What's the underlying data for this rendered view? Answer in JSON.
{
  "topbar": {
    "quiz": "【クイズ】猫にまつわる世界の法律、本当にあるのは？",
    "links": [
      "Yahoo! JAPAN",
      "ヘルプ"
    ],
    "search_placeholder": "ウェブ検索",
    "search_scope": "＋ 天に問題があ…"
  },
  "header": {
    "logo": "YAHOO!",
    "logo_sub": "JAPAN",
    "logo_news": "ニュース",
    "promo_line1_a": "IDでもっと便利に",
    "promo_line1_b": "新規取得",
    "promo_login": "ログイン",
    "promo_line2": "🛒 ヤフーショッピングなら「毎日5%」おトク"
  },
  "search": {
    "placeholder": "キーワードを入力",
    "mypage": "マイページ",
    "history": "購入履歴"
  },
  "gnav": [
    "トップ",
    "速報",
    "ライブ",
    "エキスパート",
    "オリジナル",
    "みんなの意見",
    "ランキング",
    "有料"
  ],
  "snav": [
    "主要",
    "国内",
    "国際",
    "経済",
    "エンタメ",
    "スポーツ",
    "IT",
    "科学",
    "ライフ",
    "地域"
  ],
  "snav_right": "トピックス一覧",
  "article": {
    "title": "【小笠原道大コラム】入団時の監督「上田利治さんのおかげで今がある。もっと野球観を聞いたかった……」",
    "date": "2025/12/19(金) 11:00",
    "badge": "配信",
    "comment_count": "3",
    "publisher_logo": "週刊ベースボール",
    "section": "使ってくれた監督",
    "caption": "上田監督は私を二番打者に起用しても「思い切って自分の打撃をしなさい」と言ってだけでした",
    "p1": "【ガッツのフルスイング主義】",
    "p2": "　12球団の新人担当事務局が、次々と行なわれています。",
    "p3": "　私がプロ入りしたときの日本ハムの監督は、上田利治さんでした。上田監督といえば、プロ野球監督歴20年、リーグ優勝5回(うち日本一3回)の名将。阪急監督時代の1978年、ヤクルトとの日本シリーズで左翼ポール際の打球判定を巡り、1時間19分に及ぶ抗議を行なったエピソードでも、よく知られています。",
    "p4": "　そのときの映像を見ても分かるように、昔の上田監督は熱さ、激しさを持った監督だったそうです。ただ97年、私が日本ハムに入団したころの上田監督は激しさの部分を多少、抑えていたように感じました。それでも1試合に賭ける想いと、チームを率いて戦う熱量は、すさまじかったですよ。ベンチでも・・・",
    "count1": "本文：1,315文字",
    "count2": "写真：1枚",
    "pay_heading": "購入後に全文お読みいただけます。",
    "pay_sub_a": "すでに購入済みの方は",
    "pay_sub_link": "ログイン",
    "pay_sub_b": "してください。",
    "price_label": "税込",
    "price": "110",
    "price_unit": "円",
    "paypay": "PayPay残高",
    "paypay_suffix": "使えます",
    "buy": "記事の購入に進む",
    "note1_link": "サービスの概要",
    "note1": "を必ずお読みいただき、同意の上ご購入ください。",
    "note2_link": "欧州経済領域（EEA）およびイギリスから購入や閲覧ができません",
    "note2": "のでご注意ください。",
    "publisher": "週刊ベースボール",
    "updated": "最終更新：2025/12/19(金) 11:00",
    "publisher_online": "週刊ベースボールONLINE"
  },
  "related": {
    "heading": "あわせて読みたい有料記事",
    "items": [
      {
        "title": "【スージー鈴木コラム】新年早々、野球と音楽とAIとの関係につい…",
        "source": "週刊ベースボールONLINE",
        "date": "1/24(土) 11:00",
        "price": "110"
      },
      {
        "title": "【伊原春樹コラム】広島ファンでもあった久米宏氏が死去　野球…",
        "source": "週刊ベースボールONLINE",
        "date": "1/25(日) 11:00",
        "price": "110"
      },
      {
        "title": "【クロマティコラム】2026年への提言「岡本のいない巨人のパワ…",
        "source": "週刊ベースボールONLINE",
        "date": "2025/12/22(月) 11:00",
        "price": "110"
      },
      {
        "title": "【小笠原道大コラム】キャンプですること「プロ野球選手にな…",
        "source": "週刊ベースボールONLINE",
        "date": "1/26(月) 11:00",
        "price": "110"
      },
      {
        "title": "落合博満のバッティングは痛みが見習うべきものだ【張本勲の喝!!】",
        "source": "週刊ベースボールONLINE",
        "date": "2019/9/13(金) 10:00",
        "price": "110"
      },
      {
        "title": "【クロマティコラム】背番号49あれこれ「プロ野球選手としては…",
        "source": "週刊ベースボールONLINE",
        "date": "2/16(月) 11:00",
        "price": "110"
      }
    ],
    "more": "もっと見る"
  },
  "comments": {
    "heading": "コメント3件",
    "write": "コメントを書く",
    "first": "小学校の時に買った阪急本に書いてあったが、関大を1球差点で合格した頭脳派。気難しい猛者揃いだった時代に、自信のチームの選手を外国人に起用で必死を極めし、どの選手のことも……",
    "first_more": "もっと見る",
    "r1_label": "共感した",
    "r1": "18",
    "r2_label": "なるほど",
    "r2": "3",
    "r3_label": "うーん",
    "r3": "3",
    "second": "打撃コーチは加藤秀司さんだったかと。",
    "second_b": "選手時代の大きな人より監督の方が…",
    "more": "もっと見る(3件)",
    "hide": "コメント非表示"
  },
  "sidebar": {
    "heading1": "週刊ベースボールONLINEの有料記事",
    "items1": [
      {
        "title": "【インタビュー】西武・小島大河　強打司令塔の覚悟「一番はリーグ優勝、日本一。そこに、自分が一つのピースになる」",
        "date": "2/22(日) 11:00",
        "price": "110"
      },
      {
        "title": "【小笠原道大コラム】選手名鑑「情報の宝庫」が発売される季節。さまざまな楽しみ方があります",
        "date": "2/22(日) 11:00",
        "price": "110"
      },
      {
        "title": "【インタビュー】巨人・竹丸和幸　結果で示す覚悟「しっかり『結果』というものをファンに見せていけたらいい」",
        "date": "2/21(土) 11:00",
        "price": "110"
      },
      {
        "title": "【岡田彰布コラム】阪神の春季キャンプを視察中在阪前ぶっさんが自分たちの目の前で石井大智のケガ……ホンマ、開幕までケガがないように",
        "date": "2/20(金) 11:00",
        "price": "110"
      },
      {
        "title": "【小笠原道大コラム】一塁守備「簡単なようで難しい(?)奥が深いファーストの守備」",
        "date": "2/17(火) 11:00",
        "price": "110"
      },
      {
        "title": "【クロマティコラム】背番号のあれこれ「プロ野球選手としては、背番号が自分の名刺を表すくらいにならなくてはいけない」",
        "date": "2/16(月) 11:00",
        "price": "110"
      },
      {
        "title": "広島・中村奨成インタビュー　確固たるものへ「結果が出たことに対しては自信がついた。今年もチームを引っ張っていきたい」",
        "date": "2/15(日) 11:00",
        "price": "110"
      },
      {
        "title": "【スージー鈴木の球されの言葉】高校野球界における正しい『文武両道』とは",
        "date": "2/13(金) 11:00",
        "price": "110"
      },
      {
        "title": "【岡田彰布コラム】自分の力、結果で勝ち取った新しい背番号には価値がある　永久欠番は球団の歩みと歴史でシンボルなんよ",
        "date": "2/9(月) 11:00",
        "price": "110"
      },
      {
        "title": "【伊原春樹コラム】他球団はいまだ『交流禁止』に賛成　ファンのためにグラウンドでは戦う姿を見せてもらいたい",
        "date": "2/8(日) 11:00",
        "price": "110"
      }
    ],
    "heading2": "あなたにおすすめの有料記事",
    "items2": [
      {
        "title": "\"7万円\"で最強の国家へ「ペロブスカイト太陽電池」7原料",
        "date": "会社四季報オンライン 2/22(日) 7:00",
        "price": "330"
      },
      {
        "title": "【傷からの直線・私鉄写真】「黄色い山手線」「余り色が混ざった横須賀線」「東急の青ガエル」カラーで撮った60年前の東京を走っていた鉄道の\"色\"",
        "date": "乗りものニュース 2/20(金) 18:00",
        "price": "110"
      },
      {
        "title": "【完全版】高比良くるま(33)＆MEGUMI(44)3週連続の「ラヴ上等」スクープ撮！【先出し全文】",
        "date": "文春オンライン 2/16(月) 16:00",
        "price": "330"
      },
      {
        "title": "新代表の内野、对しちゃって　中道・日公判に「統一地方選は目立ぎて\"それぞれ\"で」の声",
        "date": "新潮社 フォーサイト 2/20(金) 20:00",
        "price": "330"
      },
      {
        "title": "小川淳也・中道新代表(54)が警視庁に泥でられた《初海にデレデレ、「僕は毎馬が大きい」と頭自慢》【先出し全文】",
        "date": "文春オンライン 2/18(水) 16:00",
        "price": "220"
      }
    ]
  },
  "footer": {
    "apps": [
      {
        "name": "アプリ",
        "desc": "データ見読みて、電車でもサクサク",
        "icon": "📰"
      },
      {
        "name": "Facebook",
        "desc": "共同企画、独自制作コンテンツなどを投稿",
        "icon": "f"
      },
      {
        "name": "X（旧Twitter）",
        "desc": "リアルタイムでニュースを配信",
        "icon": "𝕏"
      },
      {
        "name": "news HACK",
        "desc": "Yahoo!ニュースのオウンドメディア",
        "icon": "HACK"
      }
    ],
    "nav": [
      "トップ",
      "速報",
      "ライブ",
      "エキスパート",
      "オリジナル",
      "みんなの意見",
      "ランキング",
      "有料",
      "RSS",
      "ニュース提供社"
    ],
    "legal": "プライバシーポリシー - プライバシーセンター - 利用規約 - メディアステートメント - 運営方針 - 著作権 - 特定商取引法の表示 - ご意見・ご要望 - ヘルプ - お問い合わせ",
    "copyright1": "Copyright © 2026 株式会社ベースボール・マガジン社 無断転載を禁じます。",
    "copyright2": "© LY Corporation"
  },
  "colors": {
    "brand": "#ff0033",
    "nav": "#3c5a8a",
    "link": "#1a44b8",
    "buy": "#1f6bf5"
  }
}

=-=-=-=-=

Task description. Give the number of lines in the entries above that include the string "先出し全文". No other output is expected.

Solved exercise. 2